▸ WHAT IS BEING ASKED
Give the data below again exactly as written, without its pictures.
-- START OF RECORDS TO USE --
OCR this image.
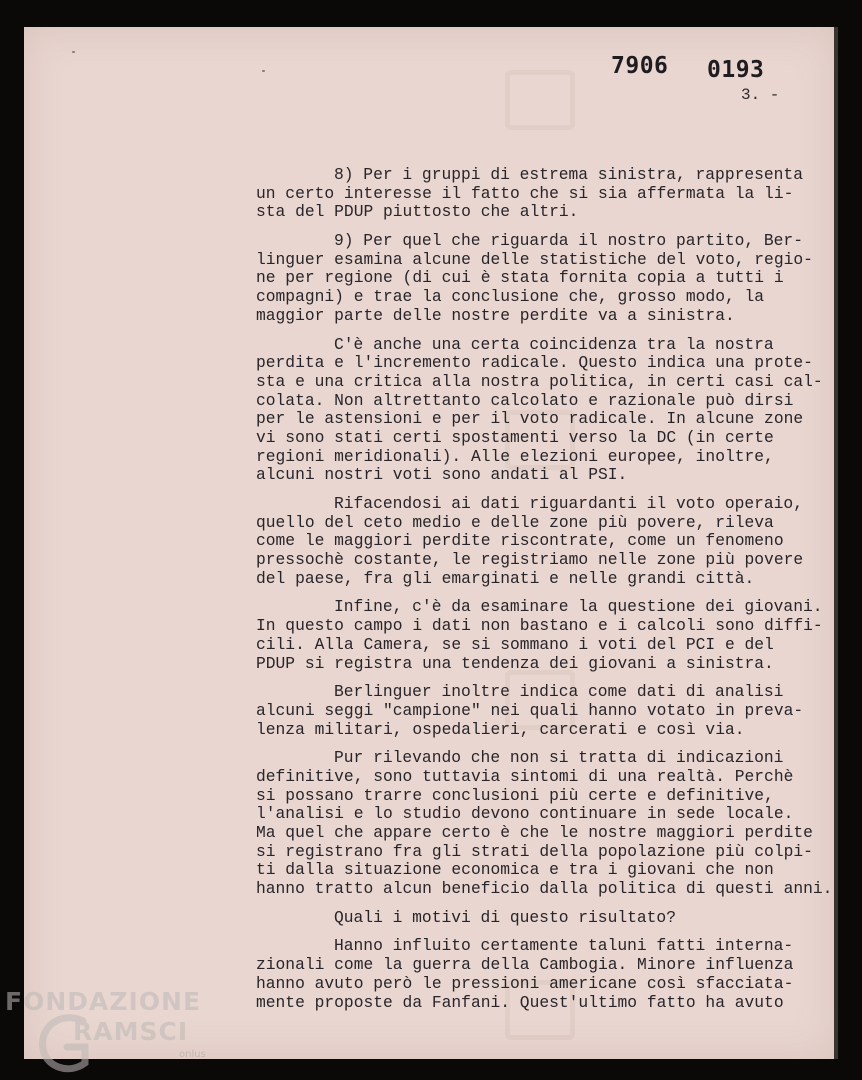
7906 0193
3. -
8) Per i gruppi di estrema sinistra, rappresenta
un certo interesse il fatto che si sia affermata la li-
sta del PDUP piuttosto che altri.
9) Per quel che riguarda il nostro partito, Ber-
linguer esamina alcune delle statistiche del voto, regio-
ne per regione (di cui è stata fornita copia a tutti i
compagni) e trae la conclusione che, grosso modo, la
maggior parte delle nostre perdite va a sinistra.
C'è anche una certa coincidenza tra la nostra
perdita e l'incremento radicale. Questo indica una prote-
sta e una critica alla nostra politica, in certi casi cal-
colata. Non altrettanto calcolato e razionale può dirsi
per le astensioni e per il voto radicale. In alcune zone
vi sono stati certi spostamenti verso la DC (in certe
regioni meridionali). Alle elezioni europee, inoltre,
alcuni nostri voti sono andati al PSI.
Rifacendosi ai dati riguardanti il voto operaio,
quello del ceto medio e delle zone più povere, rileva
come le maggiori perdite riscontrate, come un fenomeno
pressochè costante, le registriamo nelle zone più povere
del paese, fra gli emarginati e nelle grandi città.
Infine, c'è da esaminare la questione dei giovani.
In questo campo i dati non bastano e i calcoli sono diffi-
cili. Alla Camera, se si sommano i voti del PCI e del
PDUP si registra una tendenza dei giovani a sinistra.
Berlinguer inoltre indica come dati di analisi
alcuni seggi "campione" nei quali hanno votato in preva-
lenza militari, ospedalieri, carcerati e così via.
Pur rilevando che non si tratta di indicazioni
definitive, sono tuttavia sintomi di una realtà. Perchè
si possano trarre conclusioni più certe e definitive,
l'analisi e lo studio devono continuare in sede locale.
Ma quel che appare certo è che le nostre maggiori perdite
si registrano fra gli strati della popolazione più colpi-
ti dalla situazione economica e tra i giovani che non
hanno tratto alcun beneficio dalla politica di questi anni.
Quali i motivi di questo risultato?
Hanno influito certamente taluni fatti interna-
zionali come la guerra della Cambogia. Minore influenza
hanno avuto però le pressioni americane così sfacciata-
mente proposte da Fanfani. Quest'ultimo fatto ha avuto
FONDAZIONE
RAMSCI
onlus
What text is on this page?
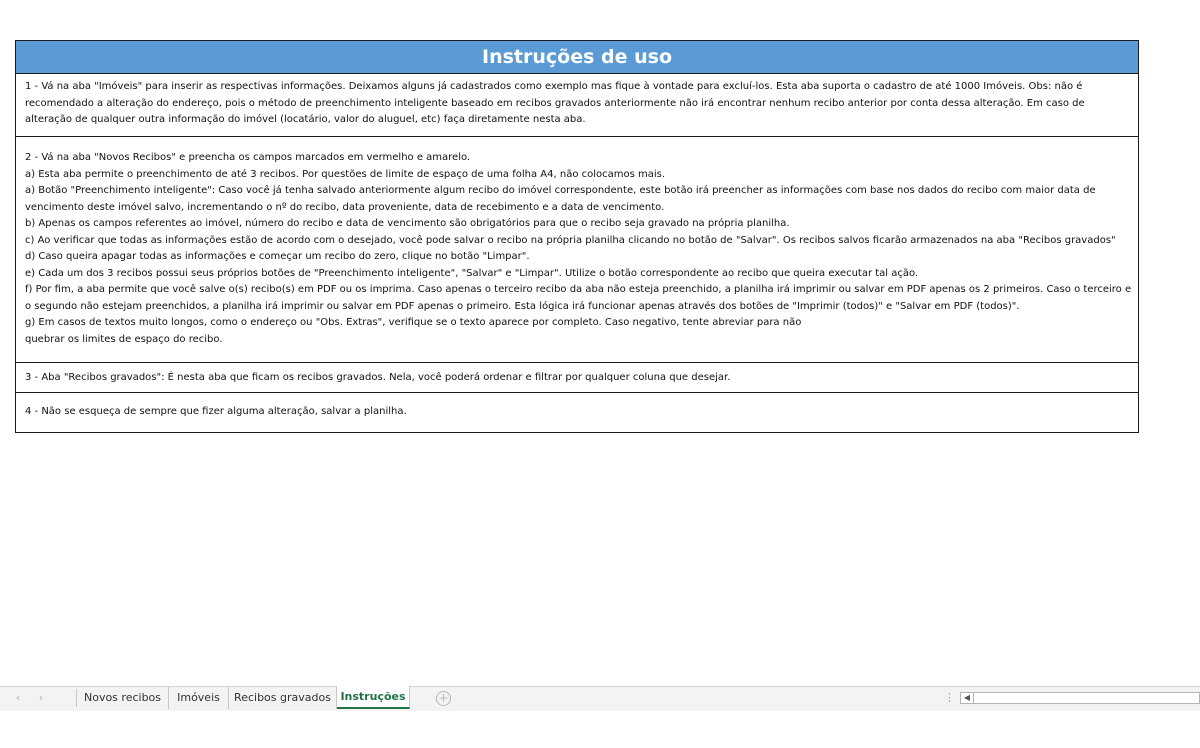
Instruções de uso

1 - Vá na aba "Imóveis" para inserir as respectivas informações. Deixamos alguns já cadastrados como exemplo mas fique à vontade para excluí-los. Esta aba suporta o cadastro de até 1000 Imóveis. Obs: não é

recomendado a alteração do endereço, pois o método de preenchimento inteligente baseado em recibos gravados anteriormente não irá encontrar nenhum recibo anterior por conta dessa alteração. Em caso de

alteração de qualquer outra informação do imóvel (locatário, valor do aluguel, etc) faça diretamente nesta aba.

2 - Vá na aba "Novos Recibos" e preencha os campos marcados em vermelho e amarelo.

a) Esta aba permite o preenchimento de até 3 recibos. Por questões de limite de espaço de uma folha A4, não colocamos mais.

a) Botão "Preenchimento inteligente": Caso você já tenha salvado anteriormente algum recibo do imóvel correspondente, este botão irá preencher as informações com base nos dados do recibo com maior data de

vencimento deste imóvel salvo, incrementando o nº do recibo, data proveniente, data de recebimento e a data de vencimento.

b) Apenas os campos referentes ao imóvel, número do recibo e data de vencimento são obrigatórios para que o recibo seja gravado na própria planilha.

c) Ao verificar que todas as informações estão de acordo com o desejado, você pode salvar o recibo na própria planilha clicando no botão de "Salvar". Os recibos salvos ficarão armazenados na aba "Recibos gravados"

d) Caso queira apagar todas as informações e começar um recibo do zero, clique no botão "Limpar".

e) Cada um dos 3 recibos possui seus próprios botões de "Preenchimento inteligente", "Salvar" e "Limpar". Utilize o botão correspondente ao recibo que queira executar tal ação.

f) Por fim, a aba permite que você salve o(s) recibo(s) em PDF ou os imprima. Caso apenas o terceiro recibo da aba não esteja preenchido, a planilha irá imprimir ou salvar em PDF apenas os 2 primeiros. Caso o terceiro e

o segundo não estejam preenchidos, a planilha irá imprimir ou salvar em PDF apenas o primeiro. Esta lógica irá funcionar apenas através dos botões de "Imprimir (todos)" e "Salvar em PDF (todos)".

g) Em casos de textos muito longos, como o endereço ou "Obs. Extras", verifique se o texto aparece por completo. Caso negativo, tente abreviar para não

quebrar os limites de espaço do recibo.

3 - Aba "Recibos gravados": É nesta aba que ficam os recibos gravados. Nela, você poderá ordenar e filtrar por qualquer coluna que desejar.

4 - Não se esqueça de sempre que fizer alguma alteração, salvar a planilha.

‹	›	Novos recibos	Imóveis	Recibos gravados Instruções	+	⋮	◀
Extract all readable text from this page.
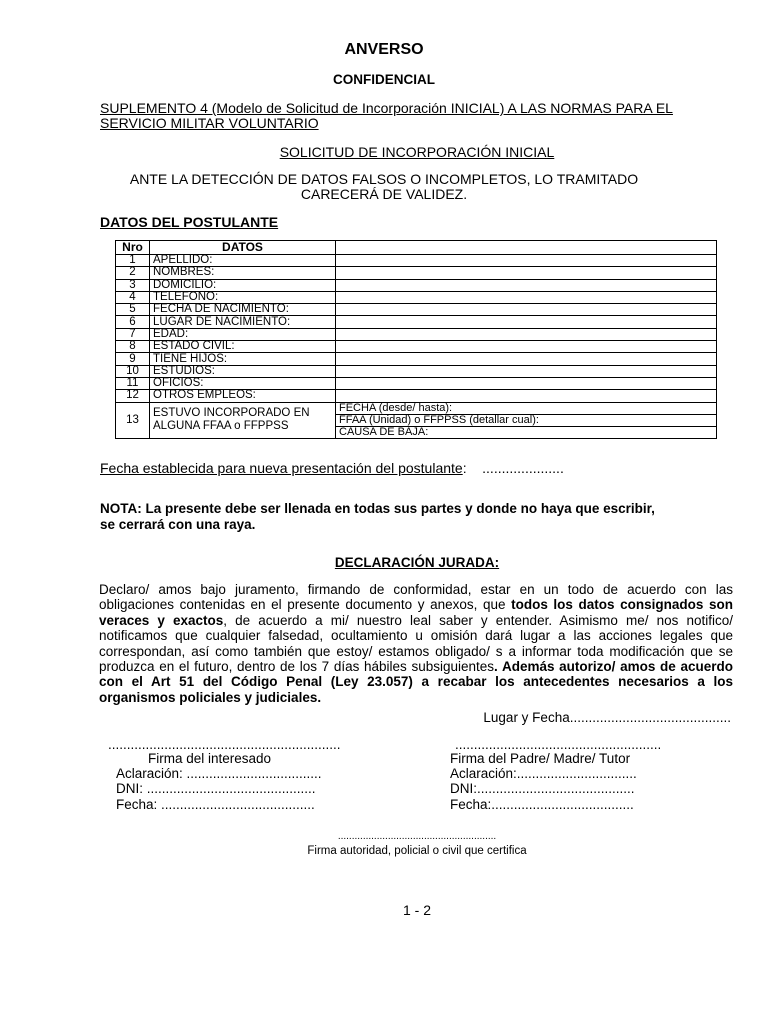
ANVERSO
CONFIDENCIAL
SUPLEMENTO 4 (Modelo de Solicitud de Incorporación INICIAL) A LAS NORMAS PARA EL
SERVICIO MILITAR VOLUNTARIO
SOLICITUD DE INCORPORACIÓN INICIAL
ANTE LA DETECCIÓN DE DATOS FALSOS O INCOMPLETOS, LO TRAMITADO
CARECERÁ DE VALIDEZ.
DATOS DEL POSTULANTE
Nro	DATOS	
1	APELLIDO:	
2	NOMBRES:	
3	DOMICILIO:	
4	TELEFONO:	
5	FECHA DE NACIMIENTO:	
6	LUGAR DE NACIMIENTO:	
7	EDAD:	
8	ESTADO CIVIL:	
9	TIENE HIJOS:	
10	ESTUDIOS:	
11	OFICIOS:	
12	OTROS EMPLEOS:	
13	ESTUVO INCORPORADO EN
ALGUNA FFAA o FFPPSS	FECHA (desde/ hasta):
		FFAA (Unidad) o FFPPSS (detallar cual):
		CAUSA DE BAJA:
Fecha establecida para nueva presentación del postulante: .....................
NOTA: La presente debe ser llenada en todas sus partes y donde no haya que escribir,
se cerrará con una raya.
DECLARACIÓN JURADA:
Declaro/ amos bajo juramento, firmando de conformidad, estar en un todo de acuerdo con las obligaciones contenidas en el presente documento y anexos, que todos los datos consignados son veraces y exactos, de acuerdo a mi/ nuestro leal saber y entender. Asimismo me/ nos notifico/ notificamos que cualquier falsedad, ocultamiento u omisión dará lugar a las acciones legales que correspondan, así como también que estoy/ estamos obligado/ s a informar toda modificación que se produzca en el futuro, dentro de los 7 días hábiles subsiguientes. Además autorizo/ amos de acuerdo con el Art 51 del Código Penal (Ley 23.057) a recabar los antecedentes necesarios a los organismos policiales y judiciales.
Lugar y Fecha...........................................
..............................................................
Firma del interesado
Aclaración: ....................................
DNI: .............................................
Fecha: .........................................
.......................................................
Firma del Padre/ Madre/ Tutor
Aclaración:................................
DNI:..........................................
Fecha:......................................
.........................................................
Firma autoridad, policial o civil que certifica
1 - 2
-- END OF RECORDS TO USE --
▸ COMPLETED EXERCISE
OCR this image.
7906 0193
3. -
8) Per i gruppi di estrema sinistra, rappresenta
un certo interesse il fatto che si sia affermata la li-
sta del PDUP piuttosto che altri.
9) Per quel che riguarda il nostro partito, Ber-
linguer esamina alcune delle statistiche del voto, regio-
ne per regione (di cui è stata fornita copia a tutti i
compagni) e trae la conclusione che, grosso modo, la
maggior parte delle nostre perdite va a sinistra.
C'è anche una certa coincidenza tra la nostra
perdita e l'incremento radicale. Questo indica una prote-
sta e una critica alla nostra politica, in certi casi cal-
colata. Non altrettanto calcolato e razionale può dirsi
per le astensioni e per il voto radicale. In alcune zone
vi sono stati certi spostamenti verso la DC (in certe
regioni meridionali). Alle elezioni europee, inoltre,
alcuni nostri voti sono andati al PSI.
Rifacendosi ai dati riguardanti il voto operaio,
quello del ceto medio e delle zone più povere, rileva
come le maggiori perdite riscontrate, come un fenomeno
pressochè costante, le registriamo nelle zone più povere
del paese, fra gli emarginati e nelle grandi città.
Infine, c'è da esaminare la questione dei giovani.
In questo campo i dati non bastano e i calcoli sono diffi-
cili. Alla Camera, se si sommano i voti del PCI e del
PDUP si registra una tendenza dei giovani a sinistra.
Berlinguer inoltre indica come dati di analisi
alcuni seggi "campione" nei quali hanno votato in preva-
lenza militari, ospedalieri, carcerati e così via.
Pur rilevando che non si tratta di indicazioni
definitive, sono tuttavia sintomi di una realtà. Perchè
si possano trarre conclusioni più certe e definitive,
l'analisi e lo studio devono continuare in sede locale.
Ma quel che appare certo è che le nostre maggiori perdite
si registrano fra gli strati della popolazione più colpi-
ti dalla situazione economica e tra i giovani che non
hanno tratto alcun beneficio dalla politica di questi anni.
Quali i motivi di questo risultato?
Hanno influito certamente taluni fatti interna-
zionali come la guerra della Cambogia. Minore influenza
hanno avuto però le pressioni americane così sfacciata-
mente proposte da Fanfani. Quest'ultimo fatto ha avuto
FONDAZIONE
RAMSCI
onlus
What text is on this page?
Instruções de uso

1 - Vá na aba "Imóveis" para inserir as respectivas informações. Deixamos alguns já cadastrados como exemplo mas fique à vontade para excluí-los. Esta aba suporta o cadastro de até 1000 Imóveis. Obs: não é

recomendado a alteração do endereço, pois o método de preenchimento inteligente baseado em recibos gravados anteriormente não irá encontrar nenhum recibo anterior por conta dessa alteração. Em caso de

alteração de qualquer outra informação do imóvel (locatário, valor do aluguel, etc) faça diretamente nesta aba.

2 - Vá na aba "Novos Recibos" e preencha os campos marcados em vermelho e amarelo.

a) Esta aba permite o preenchimento de até 3 recibos. Por questões de limite de espaço de uma folha A4, não colocamos mais.

a) Botão "Preenchimento inteligente": Caso você já tenha salvado anteriormente algum recibo do imóvel correspondente, este botão irá preencher as informações com base nos dados do recibo com maior data de

vencimento deste imóvel salvo, incrementando o nº do recibo, data proveniente, data de recebimento e a data de vencimento.

b) Apenas os campos referentes ao imóvel, número do recibo e data de vencimento são obrigatórios para que o recibo seja gravado na própria planilha.

c) Ao verificar que todas as informações estão de acordo com o desejado, você pode salvar o recibo na própria planilha clicando no botão de "Salvar". Os recibos salvos ficarão armazenados na aba "Recibos gravados"

d) Caso queira apagar todas as informações e começar um recibo do zero, clique no botão "Limpar".

e) Cada um dos 3 recibos possui seus próprios botões de "Preenchimento inteligente", "Salvar" e "Limpar". Utilize o botão correspondente ao recibo que queira executar tal ação.

f) Por fim, a aba permite que você salve o(s) recibo(s) em PDF ou os imprima. Caso apenas o terceiro recibo da aba não esteja preenchido, a planilha irá imprimir ou salvar em PDF apenas os 2 primeiros. Caso o terceiro e

o segundo não estejam preenchidos, a planilha irá imprimir ou salvar em PDF apenas o primeiro. Esta lógica irá funcionar apenas através dos botões de "Imprimir (todos)" e "Salvar em PDF (todos)".

g) Em casos de textos muito longos, como o endereço ou "Obs. Extras", verifique se o texto aparece por completo. Caso negativo, tente abreviar para não

quebrar os limites de espaço do recibo.

3 - Aba "Recibos gravados": É nesta aba que ficam os recibos gravados. Nela, você poderá ordenar e filtrar por qualquer coluna que desejar.

4 - Não se esqueça de sempre que fizer alguma alteração, salvar a planilha.

‹	›	Novos recibos	Imóveis	Recibos gravados Instruções	+	⋮	◀
Extract all readable text from this page.
ANVERSO
CONFIDENCIAL
SUPLEMENTO 4 (Modelo de Solicitud de Incorporación INICIAL) A LAS NORMAS PARA EL
SERVICIO MILITAR VOLUNTARIO
SOLICITUD DE INCORPORACIÓN INICIAL
ANTE LA DETECCIÓN DE DATOS FALSOS O INCOMPLETOS, LO TRAMITADO
CARECERÁ DE VALIDEZ.
DATOS DEL POSTULANTE
Nro	DATOS	
1	APELLIDO:	
2	NOMBRES:	
3	DOMICILIO:	
4	TELEFONO:	
5	FECHA DE NACIMIENTO:	
6	LUGAR DE NACIMIENTO:	
7	EDAD:	
8	ESTADO CIVIL:	
9	TIENE HIJOS:	
10	ESTUDIOS:	
11	OFICIOS:	
12	OTROS EMPLEOS:	
13	ESTUVO INCORPORADO EN
ALGUNA FFAA o FFPPSS	FECHA (desde/ hasta):
		FFAA (Unidad) o FFPPSS (detallar cual):
		CAUSA DE BAJA:
Fecha establecida para nueva presentación del postulante: .....................
NOTA: La presente debe ser llenada en todas sus partes y donde no haya que escribir,
se cerrará con una raya.
DECLARACIÓN JURADA:
Declaro/ amos bajo juramento, firmando de conformidad, estar en un todo de acuerdo con las obligaciones contenidas en el presente documento y anexos, que todos los datos consignados son veraces y exactos, de acuerdo a mi/ nuestro leal saber y entender. Asimismo me/ nos notifico/ notificamos que cualquier falsedad, ocultamiento u omisión dará lugar a las acciones legales que correspondan, así como también que estoy/ estamos obligado/ s a informar toda modificación que se produzca en el futuro, dentro de los 7 días hábiles subsiguientes. Además autorizo/ amos de acuerdo con el Art 51 del Código Penal (Ley 23.057) a recabar los antecedentes necesarios a los organismos policiales y judiciales.
Lugar y Fecha...........................................
..............................................................
Firma del interesado
Aclaración: ....................................
DNI: .............................................
Fecha: .........................................
.......................................................
Firma del Padre/ Madre/ Tutor
Aclaración:................................
DNI:..........................................
Fecha:......................................
.........................................................
Firma autoridad, policial o civil que certifica
1 - 2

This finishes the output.